● **DATA ROWS**
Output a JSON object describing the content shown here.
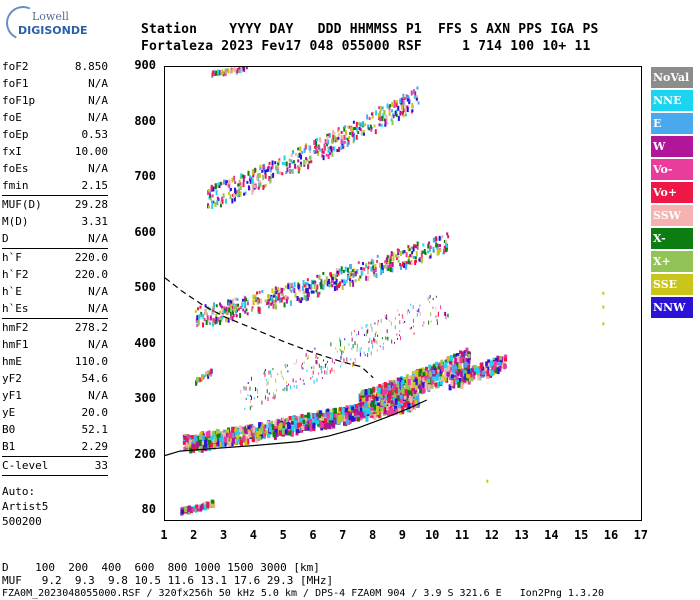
{
  "logo": {
    "line1": "Lowell",
    "line2": "DIGISONDE"
  },
  "header": {
    "labels": "Station    YYYY DAY   DDD HHMMSS P1  FFS S AXN PPS IGA PS",
    "values": "Fortaleza 2023 Fev17 048 055000 RSF     1 714 100 10+ 11"
  },
  "params": [
    {
      "label": "foF2",
      "value": "8.850"
    },
    {
      "label": "foF1",
      "value": "N/A"
    },
    {
      "label": "foF1p",
      "value": "N/A"
    },
    {
      "label": "foE",
      "value": "N/A"
    },
    {
      "label": "foEp",
      "value": "0.53"
    },
    {
      "label": "fxI",
      "value": "10.00"
    },
    {
      "label": "foEs",
      "value": "N/A"
    },
    {
      "label": "fmin",
      "value": "2.15"
    },
    {
      "sep": true
    },
    {
      "label": "MUF(D)",
      "value": "29.28"
    },
    {
      "label": "M(D)",
      "value": "3.31"
    },
    {
      "label": "D",
      "value": "N/A"
    },
    {
      "sep": true
    },
    {
      "label": "h`F",
      "value": "220.0"
    },
    {
      "label": "h`F2",
      "value": "220.0"
    },
    {
      "label": "h`E",
      "value": "N/A"
    },
    {
      "label": "h`Es",
      "value": "N/A"
    },
    {
      "sep": true
    },
    {
      "label": "hmF2",
      "value": "278.2"
    },
    {
      "label": "hmF1",
      "value": "N/A"
    },
    {
      "label": "hmE",
      "value": "110.0"
    },
    {
      "label": "yF2",
      "value": "54.6"
    },
    {
      "label": "yF1",
      "value": "N/A"
    },
    {
      "label": "yE",
      "value": "20.0"
    },
    {
      "label": "B0",
      "value": "52.1"
    },
    {
      "label": "B1",
      "value": "2.29"
    },
    {
      "sep": true
    },
    {
      "label": "C-level",
      "value": "33"
    },
    {
      "sep": true
    }
  ],
  "auto": {
    "line1": "Auto:",
    "line2": "Artist5",
    "line3": "500200"
  },
  "y_ticks": [
    "900",
    "800",
    "700",
    "600",
    "500",
    "400",
    "300",
    "200",
    "80"
  ],
  "x_ticks": [
    "1",
    "2",
    "3",
    "4",
    "5",
    "6",
    "7",
    "8",
    "9",
    "10",
    "11",
    "12",
    "13",
    "14",
    "15",
    "16",
    "17"
  ],
  "legend": [
    {
      "label": "NoVal",
      "color": "#8c8c8c"
    },
    {
      "label": "NNE",
      "color": "#1ad4f0"
    },
    {
      "label": "E",
      "color": "#4aa8ef"
    },
    {
      "label": "W",
      "color": "#b0159a"
    },
    {
      "label": "Vo-",
      "color": "#ea3c9b"
    },
    {
      "label": "Vo+",
      "color": "#ee1745"
    },
    {
      "label": "SSW",
      "color": "#f4b2b0"
    },
    {
      "label": "X-",
      "color": "#0d7d12"
    },
    {
      "label": "X+",
      "color": "#92c356"
    },
    {
      "label": "SSE",
      "color": "#c9c51a"
    },
    {
      "label": "NNW",
      "color": "#2a13d6"
    }
  ],
  "bottom": {
    "d_row": "D    100  200  400  600  800 1000 1500 3000 [km]",
    "muf_row": "MUF   9.2  9.3  9.8 10.5 11.6 13.1 17.6 29.3 [MHz]",
    "file_row": "FZA0M_2023048055000.RSF / 320fx256h 50 kHz 5.0 km / DPS-4 FZA0M 904 / 3.9 S 321.6 E   Ion2Png 1.3.20"
  }
}
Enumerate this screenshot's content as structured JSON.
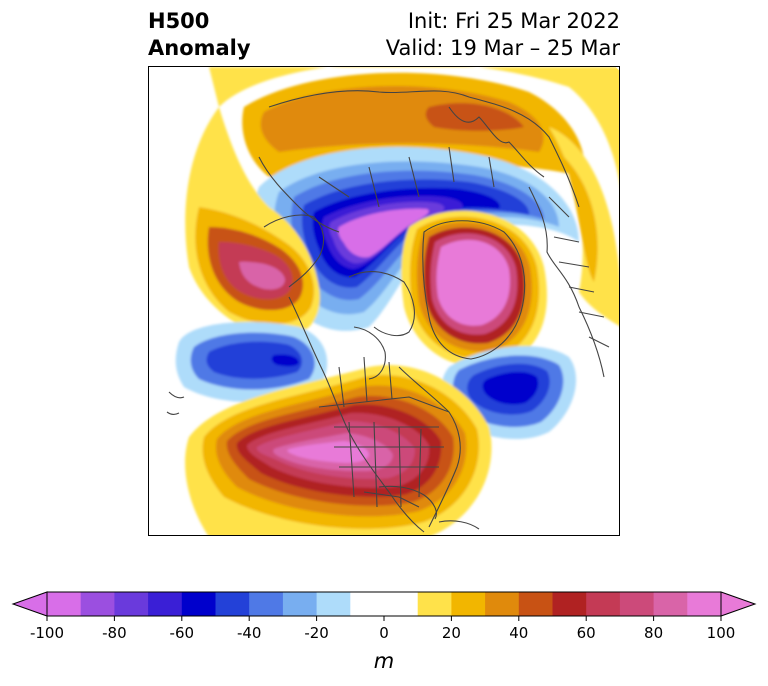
{
  "title": {
    "left_line1": "H500",
    "left_line2": "Anomaly",
    "right_line1": "Init: Fri 25 Mar 2022",
    "right_line2": "Valid: 19 Mar – 25 Mar"
  },
  "colorbar": {
    "unit_label": "m",
    "ticks": [
      "-100",
      "-80",
      "-60",
      "-40",
      "-20",
      "0",
      "20",
      "40",
      "60",
      "80",
      "100"
    ],
    "bins": [
      {
        "from": -100,
        "to": -90,
        "color": "#d86ee8"
      },
      {
        "from": -90,
        "to": -80,
        "color": "#9b4fe0"
      },
      {
        "from": -80,
        "to": -70,
        "color": "#6a3adc"
      },
      {
        "from": -70,
        "to": -60,
        "color": "#3a1fd6"
      },
      {
        "from": -60,
        "to": -50,
        "color": "#0000cc"
      },
      {
        "from": -50,
        "to": -40,
        "color": "#2341d8"
      },
      {
        "from": -40,
        "to": -30,
        "color": "#4f79e6"
      },
      {
        "from": -30,
        "to": -20,
        "color": "#78aef0"
      },
      {
        "from": -20,
        "to": -10,
        "color": "#aedcfa"
      },
      {
        "from": -10,
        "to": 10,
        "color": "#ffffff"
      },
      {
        "from": 10,
        "to": 20,
        "color": "#ffe24a"
      },
      {
        "from": 20,
        "to": 30,
        "color": "#f2b600"
      },
      {
        "from": 30,
        "to": 40,
        "color": "#e08a0c"
      },
      {
        "from": 40,
        "to": 50,
        "color": "#c85214"
      },
      {
        "from": 50,
        "to": 60,
        "color": "#b02222"
      },
      {
        "from": 60,
        "to": 70,
        "color": "#c43a55"
      },
      {
        "from": 70,
        "to": 80,
        "color": "#cc4a7a"
      },
      {
        "from": 80,
        "to": 90,
        "color": "#d964a8"
      },
      {
        "from": 90,
        "to": 100,
        "color": "#e87ad8"
      }
    ],
    "extend_low_color": "#d86ee8",
    "extend_high_color": "#e87ad8"
  }
}
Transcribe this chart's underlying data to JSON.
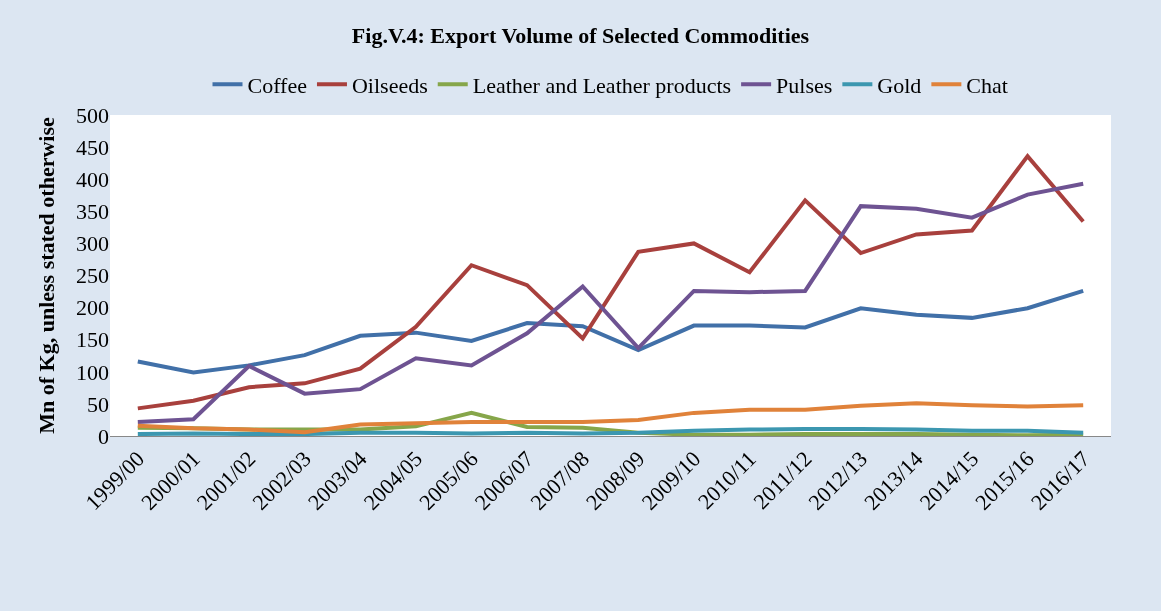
{
  "chart_data": {
    "type": "line",
    "title": "Fig.V.4: Export Volume of Selected Commodities",
    "ylabel": "Mn of Kg, unless stated otherwise",
    "categories": [
      "1999/00",
      "2000/01",
      "2001/02",
      "2002/03",
      "2003/04",
      "2004/05",
      "2005/06",
      "2006/07",
      "2007/08",
      "2008/09",
      "2009/10",
      "2010/11",
      "2011/12",
      "2012/13",
      "2013/14",
      "2014/15",
      "2015/16",
      "2016/17"
    ],
    "series": [
      {
        "name": "Coffee",
        "color": "#4170a8",
        "values": [
          116,
          99,
          110,
          126,
          156,
          161,
          148,
          176,
          171,
          134,
          172,
          172,
          169,
          199,
          189,
          184,
          199,
          226
        ]
      },
      {
        "name": "Oilseeds",
        "color": "#a8403d",
        "values": [
          43,
          55,
          76,
          82,
          105,
          170,
          266,
          235,
          152,
          287,
          300,
          255,
          367,
          285,
          314,
          320,
          436,
          334
        ]
      },
      {
        "name": "Leather and Leather products",
        "color": "#86a64a",
        "values": [
          13,
          12,
          10,
          10,
          10,
          15,
          36,
          14,
          13,
          5,
          2,
          2,
          3,
          3,
          3,
          2,
          1,
          2
        ]
      },
      {
        "name": "Pulses",
        "color": "#6e5392",
        "values": [
          22,
          26,
          109,
          66,
          73,
          121,
          110,
          160,
          233,
          137,
          226,
          224,
          226,
          358,
          354,
          340,
          376,
          393
        ]
      },
      {
        "name": "Gold",
        "color": "#3c97b0",
        "values": [
          3,
          4,
          3,
          3,
          5,
          5,
          4,
          5,
          4,
          5,
          8,
          10,
          11,
          11,
          10,
          8,
          8,
          5
        ]
      },
      {
        "name": "Chat",
        "color": "#e0823a",
        "values": [
          16,
          12,
          10,
          6,
          18,
          20,
          22,
          22,
          22,
          25,
          36,
          41,
          41,
          47,
          51,
          48,
          46,
          48
        ]
      }
    ],
    "ylim": [
      0,
      500
    ],
    "yticks": [
      0,
      50,
      100,
      150,
      200,
      250,
      300,
      350,
      400,
      450,
      500
    ],
    "legend": "top",
    "marker": "none",
    "line_style": "solid"
  }
}
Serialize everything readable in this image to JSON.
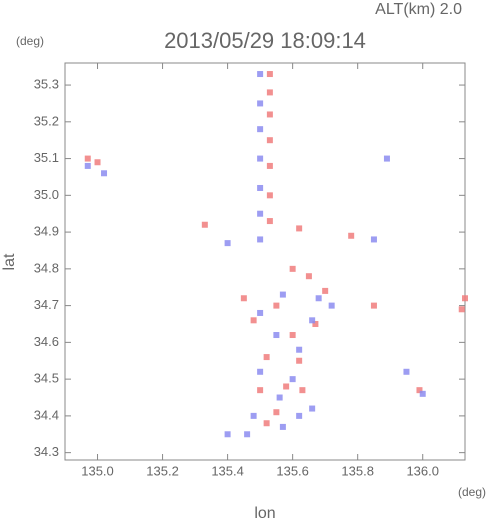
{
  "chart_data": {
    "type": "scatter",
    "title": "2013/05/29 18:09:14",
    "subtitle": "ALT(km) 2.0",
    "y_unit": "(deg)",
    "x_unit": "(deg)",
    "x_label": "lon",
    "y_label": "lat",
    "xlim": [
      134.9,
      136.13
    ],
    "ylim": [
      34.28,
      35.36
    ],
    "xticks": [
      {
        "value": 135,
        "label": "135.0"
      },
      135.2,
      135.4,
      135.6,
      135.8,
      {
        "value": 136,
        "label": "136.0"
      }
    ],
    "yticks": [
      34.3,
      34.4,
      34.5,
      34.6,
      34.7,
      34.8,
      34.9,
      {
        "value": 35,
        "label": "35.0"
      },
      35.1,
      35.2,
      35.3
    ],
    "series": [
      {
        "color": "#f07c7c",
        "x": [
          135.53,
          135.53,
          135.53,
          135.53,
          135.53,
          135.53,
          135.53,
          134.97,
          135.0,
          135.33,
          135.62,
          135.78,
          135.6,
          135.65,
          135.55,
          135.48,
          135.6,
          135.67,
          135.52,
          135.58,
          135.63,
          135.5,
          135.55,
          135.52,
          135.45,
          136.12,
          136.13,
          135.99,
          135.85,
          135.7,
          135.62
        ],
        "y": [
          35.33,
          35.28,
          35.22,
          35.15,
          35.08,
          35.0,
          34.93,
          35.1,
          35.09,
          34.92,
          34.91,
          34.89,
          34.8,
          34.78,
          34.7,
          34.66,
          34.62,
          34.65,
          34.56,
          34.48,
          34.47,
          34.47,
          34.41,
          34.38,
          34.72,
          34.69,
          34.72,
          34.47,
          34.7,
          34.74,
          34.55
        ]
      },
      {
        "color": "#8c8cf0",
        "x": [
          135.5,
          135.5,
          135.5,
          135.5,
          135.5,
          135.5,
          135.5,
          134.97,
          135.02,
          135.89,
          135.4,
          135.68,
          135.72,
          135.5,
          135.57,
          135.55,
          135.62,
          135.5,
          135.56,
          135.6,
          135.66,
          135.48,
          135.62,
          135.57,
          135.46,
          135.4,
          136.0,
          135.85,
          135.95,
          135.66
        ],
        "y": [
          35.33,
          35.25,
          35.18,
          35.1,
          35.02,
          34.95,
          34.88,
          35.08,
          35.06,
          35.1,
          34.87,
          34.72,
          34.7,
          34.68,
          34.73,
          34.62,
          34.58,
          34.52,
          34.45,
          34.5,
          34.42,
          34.4,
          34.4,
          34.37,
          34.35,
          34.35,
          34.46,
          34.88,
          34.52,
          34.66
        ]
      }
    ]
  }
}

● **EXERCISE BRIEF**
Each line above that includes "content" should be shown.

● **ANSWER TO THE EXERCISE**
Output a JSON object describing the content shown here.
Enumerate this screenshot's content as structured JSON.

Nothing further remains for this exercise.